### What the task asks
Reproduce word for word the passage of the essay on guarding your kindness that begins at the words "I didn’t bother" and ends after "that never happened.".

### Document excerpt
==========

You should show love to everyone who crosses your path, but be careful with whom you show care to. I’m not saying not to care at all. Just minimize it when it comes to strangers and those you are not well acquainted with. People will take your kindness for granted and bruise your heart with their selfish motives.

My Experience

At one time, I was an easy target to get over on. All you had to do was feed me a sad story, and I would figure out a way to help. I wasn’t a random selection. People sense when you are benevolent, especially when you showcase your noble character consistently. You may not seem likely to say no, and if this is so, then you must learn to.

I once received a direct message out of the blue from a former colleague. We were never friends, other than on social media, but we supported each other. She sold clothes. I sold books. The exchange was friendly and much appreciated on each end. I even went the extra mile and shared her new releases on social media often because I was inspired by her hustle. So when things started to get rough around the edges, I guess she figured I wouldn’t mind helping her out.

She pitched me this sad story about being stranded on the side of the road because of a mechanical breakdown. She claimed she had rolled over something and needed to pay for a part. She caught me at a busy time at work, so I didn’t get the full details and let the whole story digest. Otherwise, I would have asked, “Don’t you need the car towed to get the part installed?”

I didn’t bother about the details because I thought I was helping out a “seemingly” good person. She would always post her charity work and other acts of benevolence. Besides, the transaction was supposed to be a loan, not a grant. She had also claimed that she only needed my funds because hers was not accessible for some reason. Therefore, I was supposed to be getting my money back that same day. Needless to say, that never happened.

==========

### Entries provided
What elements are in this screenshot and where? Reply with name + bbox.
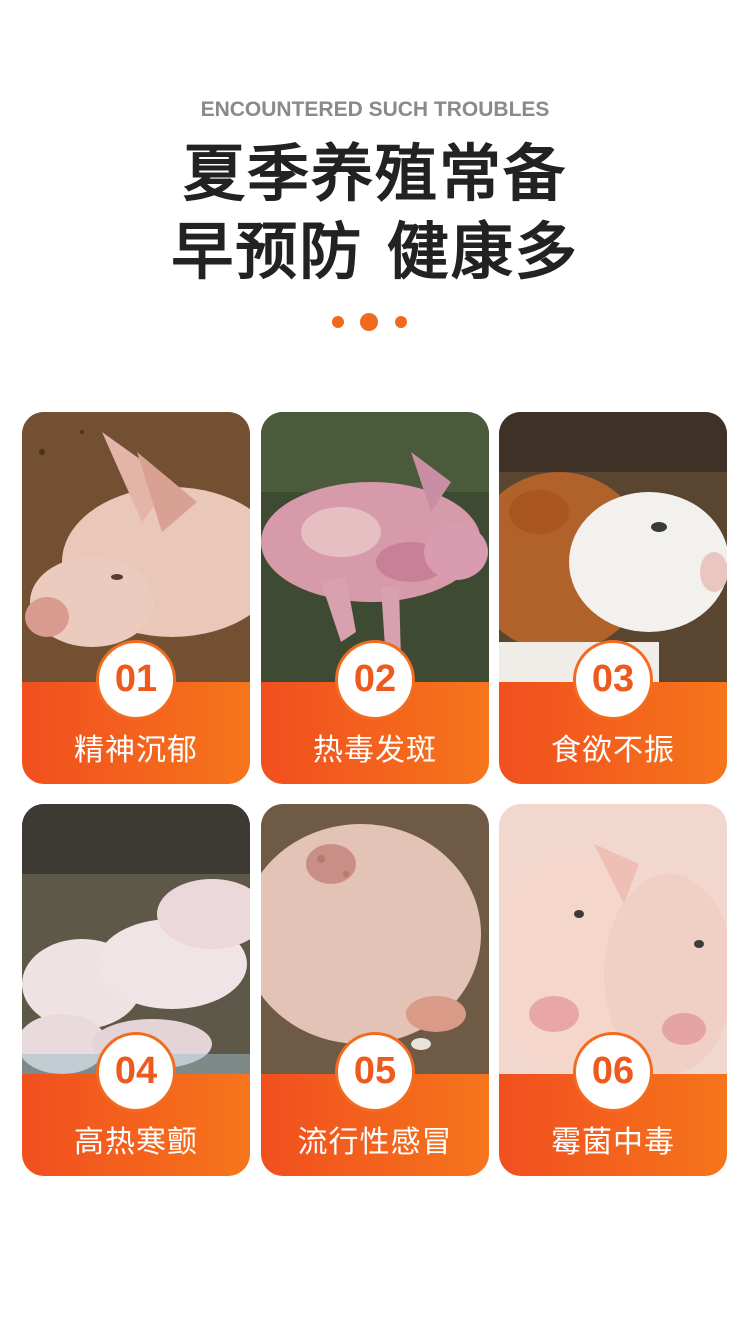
symptom-label: 热毒发斑 <box>313 733 437 768</box>
card-number-badge: 05 <box>335 1032 415 1112</box>
symptom-label: 精神沉郁 <box>74 733 198 768</box>
header-subtitle: ENCOUNTERED SUCH TROUBLES <box>200 98 550 121</box>
dot-large-center <box>360 313 378 331</box>
decorative-dots <box>0 312 750 332</box>
card-number-badge: 02 <box>335 640 415 720</box>
symptom-card-06: 06 霉菌中毒 <box>499 804 727 1176</box>
page-title-line-2: 早预防 健康多 <box>171 215 579 288</box>
symptom-label: 流行性感冒 <box>297 1125 453 1160</box>
symptom-card-02: 02 热毒发斑 <box>261 412 489 784</box>
dot-small-left <box>332 316 344 328</box>
card-number-badge: 03 <box>573 640 653 720</box>
symptom-card-05: 05 流行性感冒 <box>261 804 489 1176</box>
symptom-label: 食欲不振 <box>551 733 675 768</box>
card-number-badge: 06 <box>573 1032 653 1112</box>
symptom-card-01: 01 精神沉郁 <box>22 412 250 784</box>
card-number-badge: 04 <box>96 1032 176 1112</box>
dot-small-right <box>395 316 407 328</box>
symptom-card-04: 04 高热寒颤 <box>22 804 250 1176</box>
symptom-card-03: 03 食欲不振 <box>499 412 727 784</box>
page-title-line-1: 夏季养殖常备 <box>182 137 567 210</box>
card-number-badge: 01 <box>96 640 176 720</box>
symptom-label: 高热寒颤 <box>74 1125 198 1160</box>
symptom-label: 霉菌中毒 <box>551 1125 675 1160</box>
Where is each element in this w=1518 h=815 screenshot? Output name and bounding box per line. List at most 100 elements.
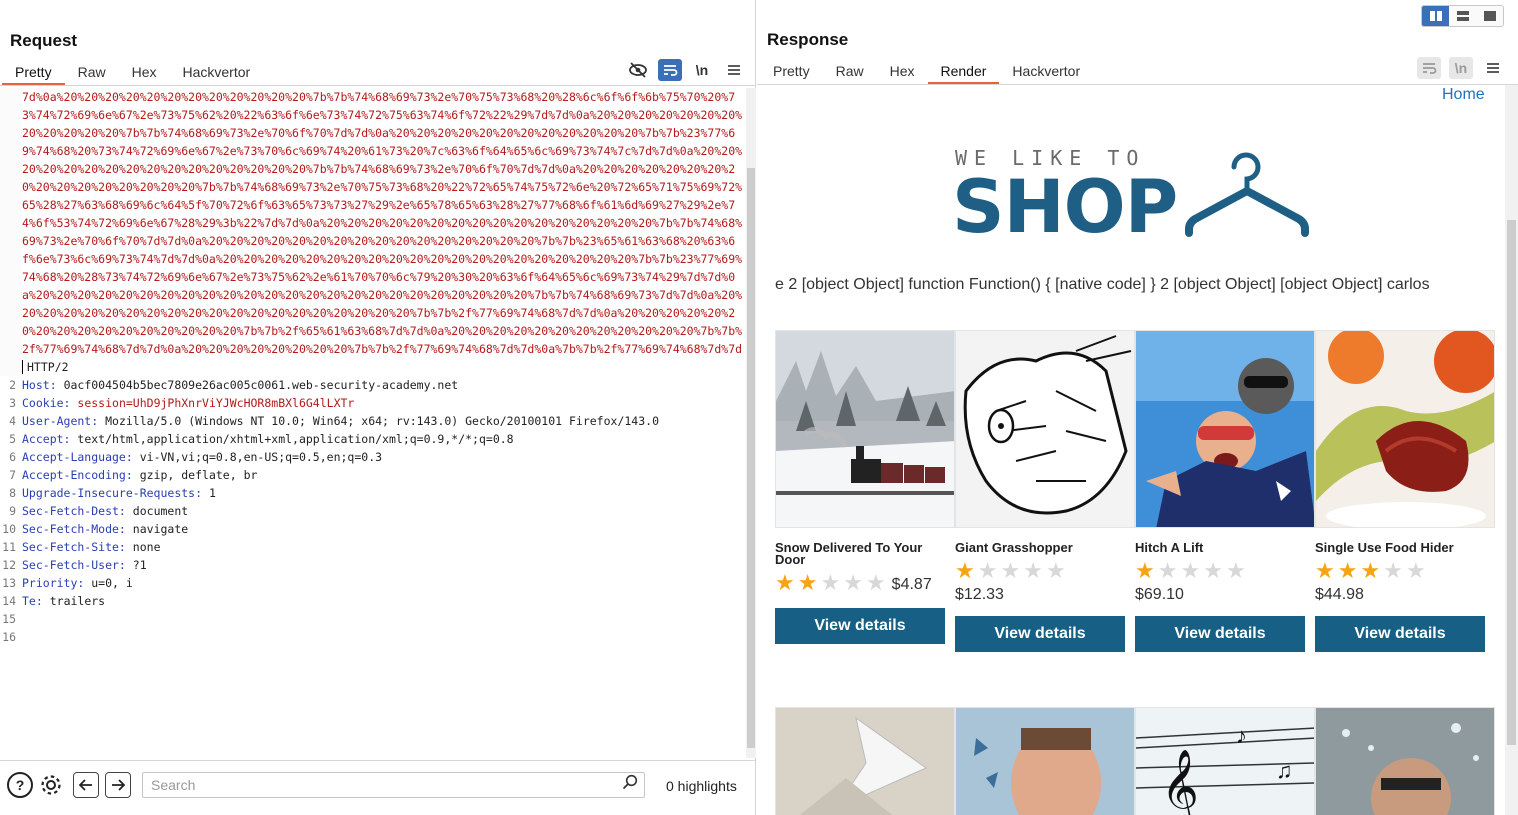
line-number: 5	[9, 432, 16, 446]
newline-icon[interactable]: \n	[1449, 57, 1473, 79]
tab-hackvertor[interactable]: Hackvertor	[999, 62, 1093, 84]
wrap-icon[interactable]	[1417, 57, 1441, 79]
header-line: 4 User-Agent: Mozilla/5.0 (Windows NT 10.…	[0, 412, 746, 430]
star-empty-icon: ★	[1203, 558, 1223, 583]
wrap-icon[interactable]	[658, 59, 682, 81]
star-filled-icon: ★	[1135, 558, 1155, 583]
product-image-music-notes[interactable]: 𝄞 ♪ ♫	[1135, 707, 1315, 815]
injected-output-text: e 2 [object Object] function Function() …	[775, 276, 1430, 293]
product-price: $12.33	[955, 586, 1004, 603]
tab-pretty[interactable]: Pretty	[2, 63, 65, 85]
product-card	[775, 707, 955, 815]
request-line: 7d%0a%20%20%20%20%20%20%20%20%20%20%20%2…	[0, 88, 746, 376]
header-line: 2 Host: 0acf004504b5bec7809e26ac005c0061.…	[0, 376, 746, 394]
tab-raw[interactable]: Raw	[823, 62, 877, 84]
header-name: Upgrade-Insecure-Requests:	[22, 486, 203, 500]
header-line: 3 Cookie: session=UhD9jPhXnrViYJWcHOR8mBX…	[0, 394, 746, 412]
tab-raw[interactable]: Raw	[65, 63, 119, 85]
line-number: 16	[2, 630, 16, 644]
request-toolbar: \n	[626, 59, 746, 81]
arrow-left-icon[interactable]	[73, 772, 99, 798]
star-empty-icon: ★	[1405, 558, 1426, 583]
product-name: Snow Delivered To Your Door	[775, 540, 923, 567]
menu-icon[interactable]	[1481, 57, 1505, 79]
scrollbar-thumb[interactable]	[1507, 220, 1516, 745]
gear-icon[interactable]	[38, 772, 64, 798]
single-pane-icon[interactable]	[1476, 6, 1503, 26]
star-empty-icon: ★	[1383, 558, 1403, 583]
encoded-payload: 7d%0a%20%20%20%20%20%20%20%20%20%20%20%2…	[22, 90, 743, 356]
arrow-right-icon[interactable]	[105, 772, 131, 798]
header-value: 0acf004504b5bec7809e26ac005c0061.web-sec…	[63, 378, 459, 392]
star-empty-icon: ★	[1000, 558, 1021, 583]
header-line: 6 Accept-Language: vi-VN,vi;q=0.8,en-US;q…	[0, 448, 746, 466]
response-tabs: Pretty Raw Hex Render Hackvertor	[760, 62, 1093, 84]
view-details-button[interactable]: View details	[1135, 616, 1305, 652]
product-image-splash-face[interactable]	[1315, 707, 1495, 815]
star-rating: ★ ★ ★ ★ ★	[955, 560, 1135, 582]
star-filled-icon: ★	[1360, 558, 1381, 583]
request-bottom-bar: ? Search 0 highlights	[0, 760, 756, 810]
product-image-snow-train[interactable]	[775, 330, 955, 528]
request-scrollbar[interactable]	[746, 88, 756, 758]
product-name: Giant Grasshopper	[955, 540, 1073, 555]
header-value: text/html,application/xhtml+xml,applicat…	[77, 432, 514, 446]
product-image-paper-planes[interactable]	[775, 707, 955, 815]
line-number: 9	[9, 504, 16, 518]
line-number: 3	[9, 396, 16, 410]
product-image-banana-sausage[interactable]	[1315, 330, 1495, 528]
split-vertical-icon[interactable]	[1449, 6, 1476, 26]
star-empty-icon: ★	[1157, 558, 1178, 583]
header-name: Priority:	[22, 576, 85, 590]
star-filled-icon: ★	[797, 570, 818, 595]
line-number: 13	[2, 576, 16, 590]
star-rating: ★ ★ ★ ★ ★	[1315, 560, 1495, 582]
view-details-button[interactable]: View details	[775, 608, 945, 644]
tab-hackvertor[interactable]: Hackvertor	[170, 63, 264, 85]
product-name: Single Use Food Hider	[1315, 540, 1454, 555]
tab-hex[interactable]: Hex	[877, 62, 928, 84]
view-details-button[interactable]: View details	[1315, 616, 1485, 652]
search-icon[interactable]	[622, 774, 638, 795]
request-editor[interactable]: 7d%0a%20%20%20%20%20%20%20%20%20%20%20%2…	[0, 88, 746, 758]
view-details-button[interactable]: View details	[955, 616, 1125, 652]
scrollbar-thumb[interactable]	[747, 168, 755, 748]
menu-icon[interactable]	[722, 59, 746, 81]
header-value: document	[132, 504, 189, 518]
header-line: 14 Te: trailers	[0, 592, 746, 610]
newline-icon[interactable]: \n	[690, 59, 714, 81]
header-value: 1	[208, 486, 216, 500]
star-empty-icon: ★	[1225, 558, 1246, 583]
tab-hex[interactable]: Hex	[119, 63, 170, 85]
help-icon[interactable]: ?	[7, 772, 33, 798]
product-image-face-triangles[interactable]	[955, 707, 1135, 815]
tab-render[interactable]: Render	[927, 62, 1000, 84]
svg-text:𝄞: 𝄞	[1161, 750, 1199, 815]
product-image-skydivers[interactable]	[1135, 330, 1315, 528]
header-name: Sec-Fetch-Mode:	[22, 522, 126, 536]
header-line: 11 Sec-Fetch-Site: none	[0, 538, 746, 556]
response-toolbar: \n	[1417, 57, 1505, 79]
tab-pretty[interactable]: Pretty	[760, 62, 823, 84]
response-scrollbar[interactable]	[1505, 85, 1518, 815]
request-line-text: 7d%0a%20%20%20%20%20%20%20%20%20%20%20%2…	[22, 88, 746, 376]
split-horizontal-icon[interactable]	[1422, 6, 1449, 26]
search-input[interactable]: Search	[142, 772, 645, 798]
empty-line: 15	[0, 610, 746, 628]
header-name: Cookie:	[22, 396, 71, 410]
star-empty-icon: ★	[1180, 558, 1201, 583]
star-empty-icon: ★	[1023, 558, 1043, 583]
product-price: $44.98	[1315, 586, 1364, 603]
header-value: navigate	[132, 522, 189, 536]
line-number	[0, 88, 22, 376]
product-image-grasshopper[interactable]	[955, 330, 1135, 528]
product-name: Hitch A Lift	[1135, 540, 1204, 555]
star-empty-icon: ★	[977, 558, 998, 583]
header-name: Accept:	[22, 432, 71, 446]
hanger-icon	[1185, 152, 1309, 237]
request-pane: Request Pretty Raw Hex Hackvertor \n 7d%…	[0, 0, 756, 815]
eye-slash-icon[interactable]	[626, 59, 650, 81]
response-title: Response	[767, 30, 849, 49]
header-value: u=0, i	[91, 576, 133, 590]
home-link[interactable]: Home	[1442, 86, 1485, 104]
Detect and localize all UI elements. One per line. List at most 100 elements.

==========

### Response below
I didn’t bother about the details because I thought I was helping out a “seemingly” good person. She would always post her charity work and other acts of benevolence. Besides, the transaction was supposed to be a loan, not a grant. She had also claimed that she only needed my funds because hers was not accessible for some reason. Therefore, I was supposed to be getting my money back that same day. Needless to say, that never happened.